Problem description
Return the material word for word. Do not include pictures.

Data entries
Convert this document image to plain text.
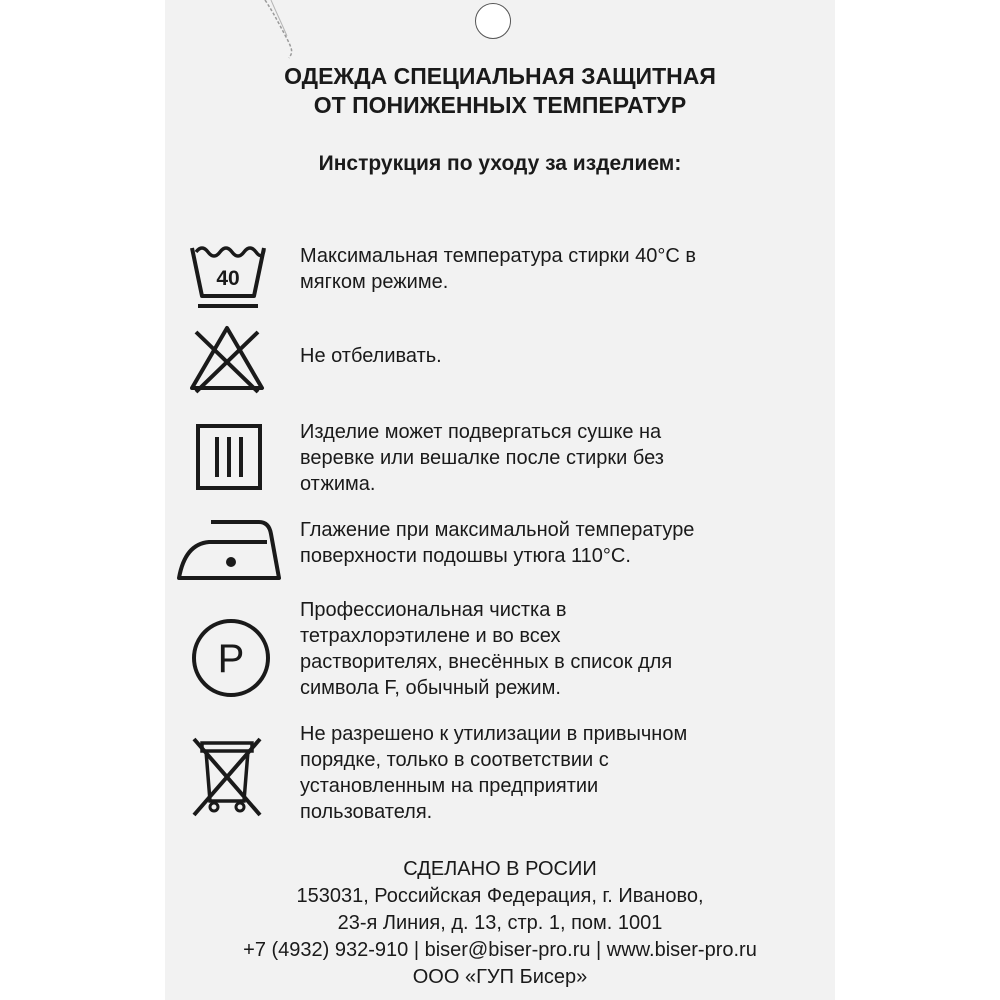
ОДЕЖДА СПЕЦИАЛЬНАЯ ЗАЩИТНАЯ
ОТ ПОНИЖЕННЫХ ТЕМПЕРАТУР
Инструкция по уходу за изделием:
40
Максимальная температура стирки 40°С в
мягком режиме.
Не отбеливать.
Изделие может подвергаться сушке на
веревке или вешалке после стирки без
отжима.
Глажение при максимальной температуре
поверхности подошвы утюга 110°С.
P
Профессиональная чистка в
тетрахлорэтилене и во всех
растворителях, внесённых в список для
символа F, обычный режим.
Не разрешено к утилизации в привычном
порядке, только в соответствии с
установленным на предприятии
пользователя.
СДЕЛАНО В РОСИИ
153031, Российская Федерация, г. Иваново,
23-я Линия, д. 13, стр. 1, пом. 1001
+7 (4932) 932-910 | biser@biser-pro.ru | www.biser-pro.ru
ООО «ГУП Бисер»
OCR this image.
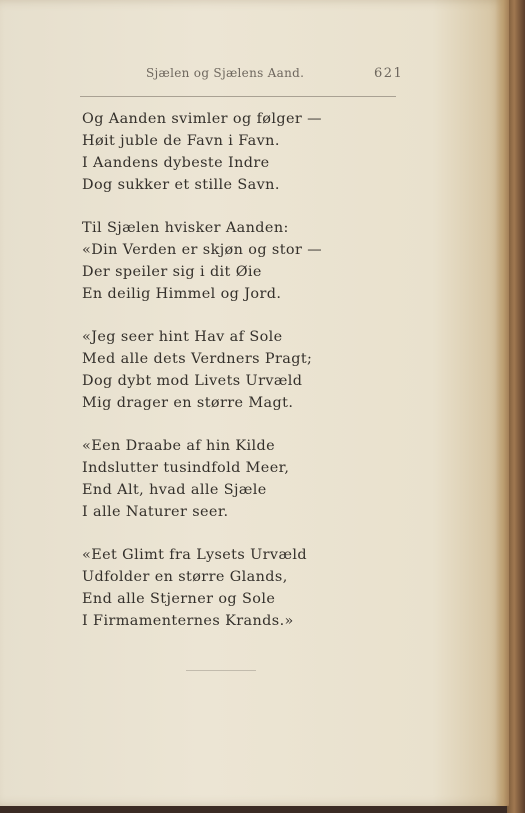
Sjælen og Sjælens Aand.	621
Og Aanden svimler og følger —
Høit juble de Favn i Favn.
I Aandens dybeste Indre
Dog sukker et stille Savn.
Til Sjælen hvisker Aanden:
«Din Verden er skjøn og stor —
Der speiler sig i dit Øie
En deilig Himmel og Jord.
«Jeg seer hint Hav af Sole
Med alle dets Verdners Pragt;
Dog dybt mod Livets Urvæld
Mig drager en større Magt.
«Een Draabe af hin Kilde
Indslutter tusindfold Meer,
End Alt, hvad alle Sjæle
I alle Naturer seer.
«Eet Glimt fra Lysets Urvæld
Udfolder en større Glands,
End alle Stjerner og Sole
I Firmamenternes Krands.»
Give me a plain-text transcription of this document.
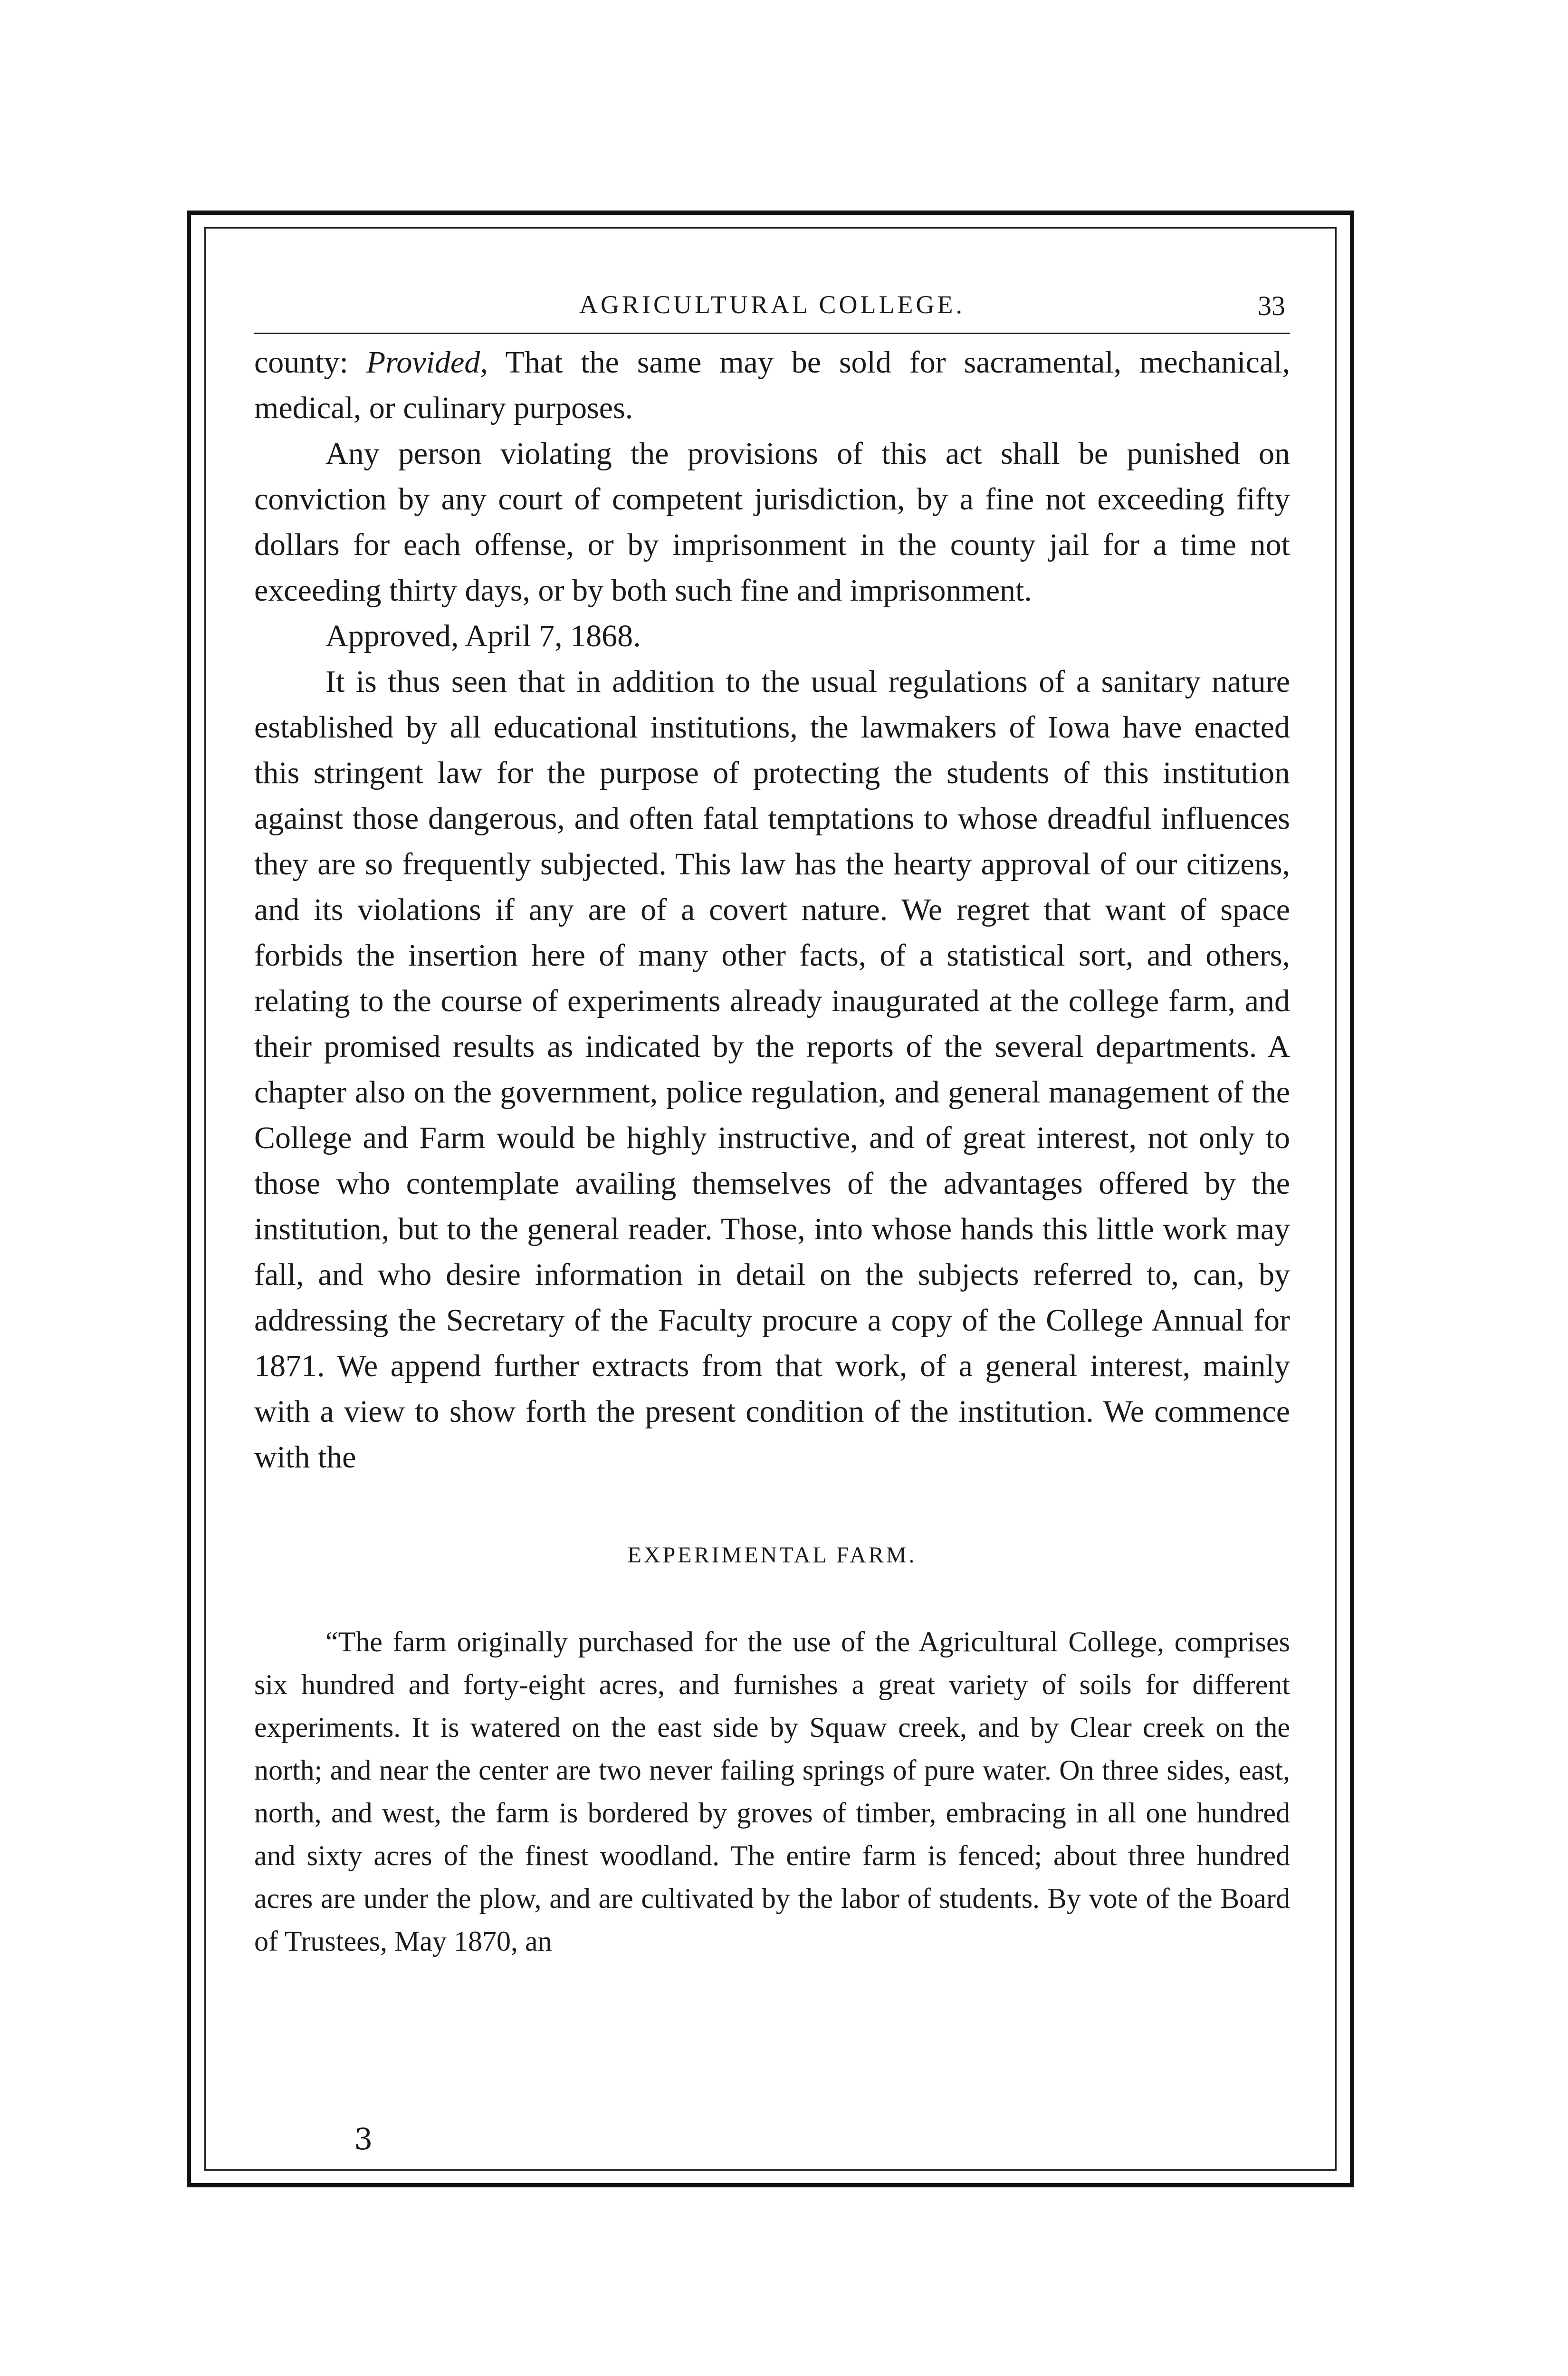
AGRICULTURAL COLLEGE.	33

county: Provided, That the same may be sold for sacramental, mechanical, medical, or culinary purposes.

Any person violating the provisions of this act shall be punished on conviction by any court of competent jurisdiction, by a fine not exceeding fifty dollars for each offense, or by imprisonment in the county jail for a time not exceeding thirty days, or by both such fine and imprisonment.

Approved, April 7, 1868.

It is thus seen that in addition to the usual regulations of a sanitary nature established by all educational institutions, the lawmakers of Iowa have enacted this stringent law for the purpose of protecting the students of this institution against those dangerous, and often fatal temptations to whose dreadful influences they are so frequently subjected. This law has the hearty approval of our citizens, and its violations if any are of a covert nature. We regret that want of space forbids the insertion here of many other facts, of a statistical sort, and others, relating to the course of experiments already inaugurated at the college farm, and their promised results as indicated by the reports of the several departments. A chapter also on the government, police regulation, and general management of the College and Farm would be highly instructive, and of great interest, not only to those who contemplate availing themselves of the advantages offered by the institution, but to the general reader. Those, into whose hands this little work may fall, and who desire information in detail on the subjects referred to, can, by addressing the Secretary of the Faculty procure a copy of the College Annual for 1871. We append further extracts from that work, of a general interest, mainly with a view to show forth the present condition of the institution. We commence with the

EXPERIMENTAL FARM.

“The farm originally purchased for the use of the Agricultural College, comprises six hundred and forty-eight acres, and furnishes a great variety of soils for different experiments. It is watered on the east side by Squaw creek, and by Clear creek on the north; and near the center are two never failing springs of pure water. On three sides, east, north, and west, the farm is bordered by groves of timber, embracing in all one hundred and sixty acres of the finest woodland. The entire farm is fenced; about three hundred acres are under the plow, and are cultivated by the labor of students. By vote of the Board of Trustees, May 1870, an

3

Task result
Convert this document image to plain text.
ОДЕЖДА СПЕЦИАЛЬНАЯ ЗАЩИТНАЯ
ОТ ПОНИЖЕННЫХ ТЕМПЕРАТУР
Инструкция по уходу за изделием:
40
Максимальная температура стирки 40°С в
мягком режиме.
Не отбеливать.
Изделие может подвергаться сушке на
веревке или вешалке после стирки без
отжима.
Глажение при максимальной температуре
поверхности подошвы утюга 110°С.
P
Профессиональная чистка в
тетрахлорэтилене и во всех
растворителях, внесённых в список для
символа F, обычный режим.
Не разрешено к утилизации в привычном
порядке, только в соответствии с
установленным на предприятии
пользователя.
СДЕЛАНО В РОСИИ
153031, Российская Федерация, г. Иваново,
23-я Линия, д. 13, стр. 1, пом. 1001
+7 (4932) 932-910 | biser@biser-pro.ru | www.biser-pro.ru
ООО «ГУП Бисер»
OCR this image.
Sjælen og Sjælens Aand.	621
Og Aanden svimler og følger —
Høit juble de Favn i Favn.
I Aandens dybeste Indre
Dog sukker et stille Savn.
Til Sjælen hvisker Aanden:
«Din Verden er skjøn og stor —
Der speiler sig i dit Øie
En deilig Himmel og Jord.
«Jeg seer hint Hav af Sole
Med alle dets Verdners Pragt;
Dog dybt mod Livets Urvæld
Mig drager en større Magt.
«Een Draabe af hin Kilde
Indslutter tusindfold Meer,
End Alt, hvad alle Sjæle
I alle Naturer seer.
«Eet Glimt fra Lysets Urvæld
Udfolder en større Glands,
End alle Stjerner og Sole
I Firmamenternes Krands.»
Give me a plain-text transcription of this document.
AGRICULTURAL COLLEGE.	33

county: Provided, That the same may be sold for sacramental, mechanical, medical, or culinary purposes.

Any person violating the provisions of this act shall be punished on conviction by any court of competent jurisdiction, by a fine not exceeding fifty dollars for each offense, or by imprisonment in the county jail for a time not exceeding thirty days, or by both such fine and imprisonment.

Approved, April 7, 1868.

It is thus seen that in addition to the usual regulations of a sanitary nature established by all educational institutions, the lawmakers of Iowa have enacted this stringent law for the purpose of protecting the students of this institution against those dangerous, and often fatal temptations to whose dreadful influences they are so frequently subjected. This law has the hearty approval of our citizens, and its violations if any are of a covert nature. We regret that want of space forbids the insertion here of many other facts, of a statistical sort, and others, relating to the course of experiments already inaugurated at the college farm, and their promised results as indicated by the reports of the several departments. A chapter also on the government, police regulation, and general management of the College and Farm would be highly instructive, and of great interest, not only to those who contemplate availing themselves of the advantages offered by the institution, but to the general reader. Those, into whose hands this little work may fall, and who desire information in detail on the subjects referred to, can, by addressing the Secretary of the Faculty procure a copy of the College Annual for 1871. We append further extracts from that work, of a general interest, mainly with a view to show forth the present condition of the institution. We commence with the

EXPERIMENTAL FARM.

“The farm originally purchased for the use of the Agricultural College, comprises six hundred and forty-eight acres, and furnishes a great variety of soils for different experiments. It is watered on the east side by Squaw creek, and by Clear creek on the north; and near the center are two never failing springs of pure water. On three sides, east, north, and west, the farm is bordered by groves of timber, embracing in all one hundred and sixty acres of the finest woodland. The entire farm is fenced; about three hundred acres are under the plow, and are cultivated by the labor of students. By vote of the Board of Trustees, May 1870, an

3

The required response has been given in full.